#### DATA TO USE:
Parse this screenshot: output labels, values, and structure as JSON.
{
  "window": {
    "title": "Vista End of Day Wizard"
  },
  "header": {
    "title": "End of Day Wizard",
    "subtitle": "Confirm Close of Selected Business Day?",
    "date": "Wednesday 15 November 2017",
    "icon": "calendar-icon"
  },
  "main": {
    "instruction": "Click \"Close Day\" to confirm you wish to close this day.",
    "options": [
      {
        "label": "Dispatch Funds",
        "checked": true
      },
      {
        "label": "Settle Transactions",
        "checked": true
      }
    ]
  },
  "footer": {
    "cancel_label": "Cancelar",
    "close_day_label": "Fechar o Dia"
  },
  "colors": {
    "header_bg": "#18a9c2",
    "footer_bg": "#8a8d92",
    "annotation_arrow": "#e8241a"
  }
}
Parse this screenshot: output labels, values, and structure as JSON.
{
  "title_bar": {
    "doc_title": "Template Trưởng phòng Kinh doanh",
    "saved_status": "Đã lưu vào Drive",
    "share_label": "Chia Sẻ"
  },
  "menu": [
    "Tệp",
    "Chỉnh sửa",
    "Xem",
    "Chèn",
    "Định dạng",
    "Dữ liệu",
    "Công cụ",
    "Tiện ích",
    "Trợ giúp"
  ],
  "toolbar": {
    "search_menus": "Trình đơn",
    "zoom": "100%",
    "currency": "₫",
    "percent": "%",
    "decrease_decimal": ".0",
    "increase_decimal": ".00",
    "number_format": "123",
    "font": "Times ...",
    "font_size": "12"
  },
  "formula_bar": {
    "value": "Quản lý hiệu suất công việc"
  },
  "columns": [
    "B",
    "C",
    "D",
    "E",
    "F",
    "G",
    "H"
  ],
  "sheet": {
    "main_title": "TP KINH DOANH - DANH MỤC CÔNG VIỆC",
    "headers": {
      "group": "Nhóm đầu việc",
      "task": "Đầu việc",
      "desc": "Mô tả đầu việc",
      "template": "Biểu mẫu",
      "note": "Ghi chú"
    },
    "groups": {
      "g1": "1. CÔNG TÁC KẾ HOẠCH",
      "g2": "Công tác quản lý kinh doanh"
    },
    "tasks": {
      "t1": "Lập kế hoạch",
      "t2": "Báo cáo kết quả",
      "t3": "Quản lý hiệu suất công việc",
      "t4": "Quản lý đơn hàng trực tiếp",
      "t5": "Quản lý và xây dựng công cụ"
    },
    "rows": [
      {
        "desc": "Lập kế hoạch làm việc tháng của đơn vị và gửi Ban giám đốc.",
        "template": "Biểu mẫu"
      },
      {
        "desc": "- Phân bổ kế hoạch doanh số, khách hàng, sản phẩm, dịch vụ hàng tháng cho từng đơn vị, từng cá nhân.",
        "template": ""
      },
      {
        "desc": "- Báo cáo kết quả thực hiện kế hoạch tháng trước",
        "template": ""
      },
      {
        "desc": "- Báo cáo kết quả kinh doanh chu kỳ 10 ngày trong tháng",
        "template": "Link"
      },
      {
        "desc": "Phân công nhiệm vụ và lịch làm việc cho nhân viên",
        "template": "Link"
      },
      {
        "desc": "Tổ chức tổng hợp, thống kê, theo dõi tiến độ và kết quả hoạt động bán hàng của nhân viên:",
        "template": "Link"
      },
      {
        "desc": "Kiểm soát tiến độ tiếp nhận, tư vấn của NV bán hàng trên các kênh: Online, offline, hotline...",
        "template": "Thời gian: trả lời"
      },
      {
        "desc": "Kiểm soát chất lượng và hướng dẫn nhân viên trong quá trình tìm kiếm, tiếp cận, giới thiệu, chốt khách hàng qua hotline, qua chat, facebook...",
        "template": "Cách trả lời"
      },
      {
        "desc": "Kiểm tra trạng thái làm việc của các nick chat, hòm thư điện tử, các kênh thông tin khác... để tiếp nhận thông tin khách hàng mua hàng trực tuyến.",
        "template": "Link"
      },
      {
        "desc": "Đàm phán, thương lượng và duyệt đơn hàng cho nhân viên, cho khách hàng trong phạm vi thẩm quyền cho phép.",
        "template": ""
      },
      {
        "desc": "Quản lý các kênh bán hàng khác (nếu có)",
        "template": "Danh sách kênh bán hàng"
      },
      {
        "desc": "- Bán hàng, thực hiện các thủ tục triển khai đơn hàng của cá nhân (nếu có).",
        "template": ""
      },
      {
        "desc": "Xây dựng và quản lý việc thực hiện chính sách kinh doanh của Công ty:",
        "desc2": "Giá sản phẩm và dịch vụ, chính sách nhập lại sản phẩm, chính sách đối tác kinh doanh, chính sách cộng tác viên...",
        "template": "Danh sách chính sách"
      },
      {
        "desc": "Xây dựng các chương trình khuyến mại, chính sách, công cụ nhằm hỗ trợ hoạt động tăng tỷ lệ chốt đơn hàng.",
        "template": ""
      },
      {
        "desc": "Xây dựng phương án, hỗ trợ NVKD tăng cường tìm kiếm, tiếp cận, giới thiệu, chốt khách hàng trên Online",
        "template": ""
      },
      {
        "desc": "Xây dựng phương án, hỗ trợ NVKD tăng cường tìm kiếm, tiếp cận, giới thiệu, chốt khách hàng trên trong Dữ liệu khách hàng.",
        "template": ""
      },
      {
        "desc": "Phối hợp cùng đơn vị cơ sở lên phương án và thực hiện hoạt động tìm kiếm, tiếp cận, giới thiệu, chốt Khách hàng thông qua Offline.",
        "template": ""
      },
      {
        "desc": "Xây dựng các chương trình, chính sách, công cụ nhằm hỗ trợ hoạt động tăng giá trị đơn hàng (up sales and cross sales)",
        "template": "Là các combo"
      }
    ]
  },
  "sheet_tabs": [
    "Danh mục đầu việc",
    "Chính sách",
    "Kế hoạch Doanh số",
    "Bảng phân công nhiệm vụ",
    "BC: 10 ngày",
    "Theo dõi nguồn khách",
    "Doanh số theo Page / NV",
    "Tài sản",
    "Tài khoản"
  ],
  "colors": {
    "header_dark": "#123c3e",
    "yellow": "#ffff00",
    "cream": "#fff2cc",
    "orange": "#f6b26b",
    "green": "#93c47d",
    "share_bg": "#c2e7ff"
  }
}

#### STATED PROBLEM:
Write out every record shown above, word for word.

#### RESULT FOR THIS EXERCISE:
Parse this screenshot: output labels, values, and structure as JSON.
{
  "window": {
    "title": "Vista End of Day Wizard"
  },
  "header": {
    "title": "End of Day Wizard",
    "subtitle": "Confirm Close of Selected Business Day?",
    "date": "Wednesday 15 November 2017",
    "icon": "calendar-icon"
  },
  "main": {
    "instruction": "Click \"Close Day\" to confirm you wish to close this day.",
    "options": [
      {
        "label": "Dispatch Funds",
        "checked": true
      },
      {
        "label": "Settle Transactions",
        "checked": true
      }
    ]
  },
  "footer": {
    "cancel_label": "Cancelar",
    "close_day_label": "Fechar o Dia"
  },
  "colors": {
    "header_bg": "#18a9c2",
    "footer_bg": "#8a8d92",
    "annotation_arrow": "#e8241a"
  }
}
Parse this screenshot: output labels, values, and structure as JSON.
{
  "title_bar": {
    "doc_title": "Template Trưởng phòng Kinh doanh",
    "saved_status": "Đã lưu vào Drive",
    "share_label": "Chia Sẻ"
  },
  "menu": [
    "Tệp",
    "Chỉnh sửa",
    "Xem",
    "Chèn",
    "Định dạng",
    "Dữ liệu",
    "Công cụ",
    "Tiện ích",
    "Trợ giúp"
  ],
  "toolbar": {
    "search_menus": "Trình đơn",
    "zoom": "100%",
    "currency": "₫",
    "percent": "%",
    "decrease_decimal": ".0",
    "increase_decimal": ".00",
    "number_format": "123",
    "font": "Times ...",
    "font_size": "12"
  },
  "formula_bar": {
    "value": "Quản lý hiệu suất công việc"
  },
  "columns": [
    "B",
    "C",
    "D",
    "E",
    "F",
    "G",
    "H"
  ],
  "sheet": {
    "main_title": "TP KINH DOANH - DANH MỤC CÔNG VIỆC",
    "headers": {
      "group": "Nhóm đầu việc",
      "task": "Đầu việc",
      "desc": "Mô tả đầu việc",
      "template": "Biểu mẫu",
      "note": "Ghi chú"
    },
    "groups": {
      "g1": "1. CÔNG TÁC KẾ HOẠCH",
      "g2": "Công tác quản lý kinh doanh"
    },
    "tasks": {
      "t1": "Lập kế hoạch",
      "t2": "Báo cáo kết quả",
      "t3": "Quản lý hiệu suất công việc",
      "t4": "Quản lý đơn hàng trực tiếp",
      "t5": "Quản lý và xây dựng công cụ"
    },
    "rows": [
      {
        "desc": "Lập kế hoạch làm việc tháng của đơn vị và gửi Ban giám đốc.",
        "template": "Biểu mẫu"
      },
      {
        "desc": "- Phân bổ kế hoạch doanh số, khách hàng, sản phẩm, dịch vụ hàng tháng cho từng đơn vị, từng cá nhân.",
        "template": ""
      },
      {
        "desc": "- Báo cáo kết quả thực hiện kế hoạch tháng trước",
        "template": ""
      },
      {
        "desc": "- Báo cáo kết quả kinh doanh chu kỳ 10 ngày trong tháng",
        "template": "Link"
      },
      {
        "desc": "Phân công nhiệm vụ và lịch làm việc cho nhân viên",
        "template": "Link"
      },
      {
        "desc": "Tổ chức tổng hợp, thống kê, theo dõi tiến độ và kết quả hoạt động bán hàng của nhân viên:",
        "template": "Link"
      },
      {
        "desc": "Kiểm soát tiến độ tiếp nhận, tư vấn của NV bán hàng trên các kênh: Online, offline, hotline...",
        "template": "Thời gian: trả lời"
      },
      {
        "desc": "Kiểm soát chất lượng và hướng dẫn nhân viên trong quá trình tìm kiếm, tiếp cận, giới thiệu, chốt khách hàng qua hotline, qua chat, facebook...",
        "template": "Cách trả lời"
      },
      {
        "desc": "Kiểm tra trạng thái làm việc của các nick chat, hòm thư điện tử, các kênh thông tin khác... để tiếp nhận thông tin khách hàng mua hàng trực tuyến.",
        "template": "Link"
      },
      {
        "desc": "Đàm phán, thương lượng và duyệt đơn hàng cho nhân viên, cho khách hàng trong phạm vi thẩm quyền cho phép.",
        "template": ""
      },
      {
        "desc": "Quản lý các kênh bán hàng khác (nếu có)",
        "template": "Danh sách kênh bán hàng"
      },
      {
        "desc": "- Bán hàng, thực hiện các thủ tục triển khai đơn hàng của cá nhân (nếu có).",
        "template": ""
      },
      {
        "desc": "Xây dựng và quản lý việc thực hiện chính sách kinh doanh của Công ty:",
        "desc2": "Giá sản phẩm và dịch vụ, chính sách nhập lại sản phẩm, chính sách đối tác kinh doanh, chính sách cộng tác viên...",
        "template": "Danh sách chính sách"
      },
      {
        "desc": "Xây dựng các chương trình khuyến mại, chính sách, công cụ nhằm hỗ trợ hoạt động tăng tỷ lệ chốt đơn hàng.",
        "template": ""
      },
      {
        "desc": "Xây dựng phương án, hỗ trợ NVKD tăng cường tìm kiếm, tiếp cận, giới thiệu, chốt khách hàng trên Online",
        "template": ""
      },
      {
        "desc": "Xây dựng phương án, hỗ trợ NVKD tăng cường tìm kiếm, tiếp cận, giới thiệu, chốt khách hàng trên trong Dữ liệu khách hàng.",
        "template": ""
      },
      {
        "desc": "Phối hợp cùng đơn vị cơ sở lên phương án và thực hiện hoạt động tìm kiếm, tiếp cận, giới thiệu, chốt Khách hàng thông qua Offline.",
        "template": ""
      },
      {
        "desc": "Xây dựng các chương trình, chính sách, công cụ nhằm hỗ trợ hoạt động tăng giá trị đơn hàng (up sales and cross sales)",
        "template": "Là các combo"
      }
    ]
  },
  "sheet_tabs": [
    "Danh mục đầu việc",
    "Chính sách",
    "Kế hoạch Doanh số",
    "Bảng phân công nhiệm vụ",
    "BC: 10 ngày",
    "Theo dõi nguồn khách",
    "Doanh số theo Page / NV",
    "Tài sản",
    "Tài khoản"
  ],
  "colors": {
    "header_dark": "#123c3e",
    "yellow": "#ffff00",
    "cream": "#fff2cc",
    "orange": "#f6b26b",
    "green": "#93c47d",
    "share_bg": "#c2e7ff"
  }
}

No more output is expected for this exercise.